Action item: Set down all of the entries exactly, leaving nothing out.

Material supplied:
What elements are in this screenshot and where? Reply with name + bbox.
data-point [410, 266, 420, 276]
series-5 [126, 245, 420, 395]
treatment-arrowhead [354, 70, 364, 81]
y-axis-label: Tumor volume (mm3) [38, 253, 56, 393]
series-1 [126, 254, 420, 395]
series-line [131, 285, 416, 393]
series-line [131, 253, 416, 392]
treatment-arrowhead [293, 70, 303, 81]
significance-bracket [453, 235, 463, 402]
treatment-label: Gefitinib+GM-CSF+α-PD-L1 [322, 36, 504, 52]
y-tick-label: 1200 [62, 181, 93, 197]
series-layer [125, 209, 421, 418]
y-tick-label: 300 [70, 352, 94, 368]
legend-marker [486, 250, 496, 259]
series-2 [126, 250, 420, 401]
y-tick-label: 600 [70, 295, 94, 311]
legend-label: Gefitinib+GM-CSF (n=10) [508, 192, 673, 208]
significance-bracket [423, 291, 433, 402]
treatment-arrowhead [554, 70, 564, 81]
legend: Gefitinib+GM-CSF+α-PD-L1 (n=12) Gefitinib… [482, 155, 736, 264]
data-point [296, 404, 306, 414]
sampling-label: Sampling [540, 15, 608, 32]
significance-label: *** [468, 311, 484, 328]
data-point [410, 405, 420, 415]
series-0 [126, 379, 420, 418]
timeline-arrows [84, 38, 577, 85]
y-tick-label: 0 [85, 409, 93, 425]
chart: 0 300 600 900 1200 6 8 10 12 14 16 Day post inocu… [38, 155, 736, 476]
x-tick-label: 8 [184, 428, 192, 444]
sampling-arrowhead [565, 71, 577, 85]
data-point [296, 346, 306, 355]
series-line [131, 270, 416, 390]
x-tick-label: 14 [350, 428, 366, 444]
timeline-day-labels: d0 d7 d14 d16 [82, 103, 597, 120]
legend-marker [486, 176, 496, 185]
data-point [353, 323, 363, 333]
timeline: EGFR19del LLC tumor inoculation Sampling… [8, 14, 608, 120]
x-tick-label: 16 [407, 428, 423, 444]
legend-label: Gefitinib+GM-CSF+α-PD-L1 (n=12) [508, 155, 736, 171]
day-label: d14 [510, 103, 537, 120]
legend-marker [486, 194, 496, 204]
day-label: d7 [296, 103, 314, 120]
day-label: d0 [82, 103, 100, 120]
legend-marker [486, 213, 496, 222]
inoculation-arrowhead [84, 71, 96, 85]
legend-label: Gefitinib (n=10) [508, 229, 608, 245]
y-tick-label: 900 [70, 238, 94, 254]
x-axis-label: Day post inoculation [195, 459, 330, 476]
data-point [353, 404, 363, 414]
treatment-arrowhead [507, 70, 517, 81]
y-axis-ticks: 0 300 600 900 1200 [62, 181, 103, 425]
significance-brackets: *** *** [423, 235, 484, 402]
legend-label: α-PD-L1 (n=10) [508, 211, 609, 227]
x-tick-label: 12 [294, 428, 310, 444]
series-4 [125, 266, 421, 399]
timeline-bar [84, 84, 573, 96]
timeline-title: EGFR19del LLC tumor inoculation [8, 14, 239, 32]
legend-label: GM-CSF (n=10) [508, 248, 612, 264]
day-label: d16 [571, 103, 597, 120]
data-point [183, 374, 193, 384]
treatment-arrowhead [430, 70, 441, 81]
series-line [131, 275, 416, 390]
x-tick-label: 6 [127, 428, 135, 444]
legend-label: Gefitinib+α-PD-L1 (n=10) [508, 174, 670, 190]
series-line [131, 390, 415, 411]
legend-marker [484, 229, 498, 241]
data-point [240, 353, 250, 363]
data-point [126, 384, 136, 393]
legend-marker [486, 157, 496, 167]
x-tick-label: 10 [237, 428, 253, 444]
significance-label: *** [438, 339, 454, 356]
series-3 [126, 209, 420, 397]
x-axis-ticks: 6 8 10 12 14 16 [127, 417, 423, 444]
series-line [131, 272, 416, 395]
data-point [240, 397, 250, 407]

Task result:
What elements are in this screenshot and where? Reply with name + bbox.
data-point [410, 266, 420, 276]
series-5 [126, 245, 420, 395]
treatment-arrowhead [354, 70, 364, 81]
y-axis-label: Tumor volume (mm3) [38, 253, 56, 393]
series-1 [126, 254, 420, 395]
series-line [131, 285, 416, 393]
series-line [131, 253, 416, 392]
treatment-arrowhead [293, 70, 303, 81]
significance-bracket [453, 235, 463, 402]
treatment-label: Gefitinib+GM-CSF+α-PD-L1 [322, 36, 504, 52]
y-tick-label: 1200 [62, 181, 93, 197]
series-layer [125, 209, 421, 418]
y-tick-label: 300 [70, 352, 94, 368]
legend-marker [486, 250, 496, 259]
series-2 [126, 250, 420, 401]
y-tick-label: 600 [70, 295, 94, 311]
legend-label: Gefitinib+GM-CSF (n=10) [508, 192, 673, 208]
significance-bracket [423, 291, 433, 402]
treatment-arrowhead [554, 70, 564, 81]
legend: Gefitinib+GM-CSF+α-PD-L1 (n=12) Gefitinib… [482, 155, 736, 264]
data-point [296, 404, 306, 414]
sampling-label: Sampling [540, 15, 608, 32]
significance-label: *** [468, 311, 484, 328]
data-point [410, 405, 420, 415]
series-0 [126, 379, 420, 418]
timeline-arrows [84, 38, 577, 85]
y-tick-label: 0 [85, 409, 93, 425]
chart: 0 300 600 900 1200 6 8 10 12 14 16 Day post inocu… [38, 155, 736, 476]
x-tick-label: 8 [184, 428, 192, 444]
sampling-arrowhead [565, 71, 577, 85]
data-point [296, 346, 306, 355]
series-line [131, 270, 416, 390]
x-tick-label: 14 [350, 428, 366, 444]
timeline-day-labels: d0 d7 d14 d16 [82, 103, 597, 120]
legend-marker [486, 176, 496, 185]
data-point [353, 323, 363, 333]
timeline: EGFR19del LLC tumor inoculation Sampling… [8, 14, 608, 120]
x-tick-label: 16 [407, 428, 423, 444]
legend-label: Gefitinib+GM-CSF+α-PD-L1 (n=12) [508, 155, 736, 171]
day-label: d14 [510, 103, 537, 120]
legend-marker [486, 194, 496, 204]
day-label: d7 [296, 103, 314, 120]
day-label: d0 [82, 103, 100, 120]
legend-marker [486, 213, 496, 222]
inoculation-arrowhead [84, 71, 96, 85]
legend-label: Gefitinib (n=10) [508, 229, 608, 245]
y-tick-label: 900 [70, 238, 94, 254]
x-axis-label: Day post inoculation [195, 459, 330, 476]
data-point [353, 404, 363, 414]
treatment-arrowhead [507, 70, 517, 81]
y-axis-ticks: 0 300 600 900 1200 [62, 181, 103, 425]
significance-brackets: *** *** [423, 235, 484, 402]
legend-label: α-PD-L1 (n=10) [508, 211, 609, 227]
x-tick-label: 12 [294, 428, 310, 444]
series-4 [125, 266, 421, 399]
timeline-bar [84, 84, 573, 96]
timeline-title: EGFR19del LLC tumor inoculation [8, 14, 239, 32]
legend-label: GM-CSF (n=10) [508, 248, 612, 264]
day-label: d16 [571, 103, 597, 120]
data-point [183, 374, 193, 384]
treatment-arrowhead [430, 70, 441, 81]
series-line [131, 275, 416, 390]
x-tick-label: 6 [127, 428, 135, 444]
legend-label: Gefitinib+α-PD-L1 (n=10) [508, 174, 670, 190]
series-line [131, 390, 415, 411]
legend-marker [484, 229, 498, 241]
data-point [240, 353, 250, 363]
data-point [126, 384, 136, 393]
legend-marker [486, 157, 496, 167]
x-tick-label: 10 [237, 428, 253, 444]
significance-label: *** [438, 339, 454, 356]
series-3 [126, 209, 420, 397]
x-axis-ticks: 6 8 10 12 14 16 [127, 417, 423, 444]
series-line [131, 272, 416, 395]
data-point [240, 397, 250, 407]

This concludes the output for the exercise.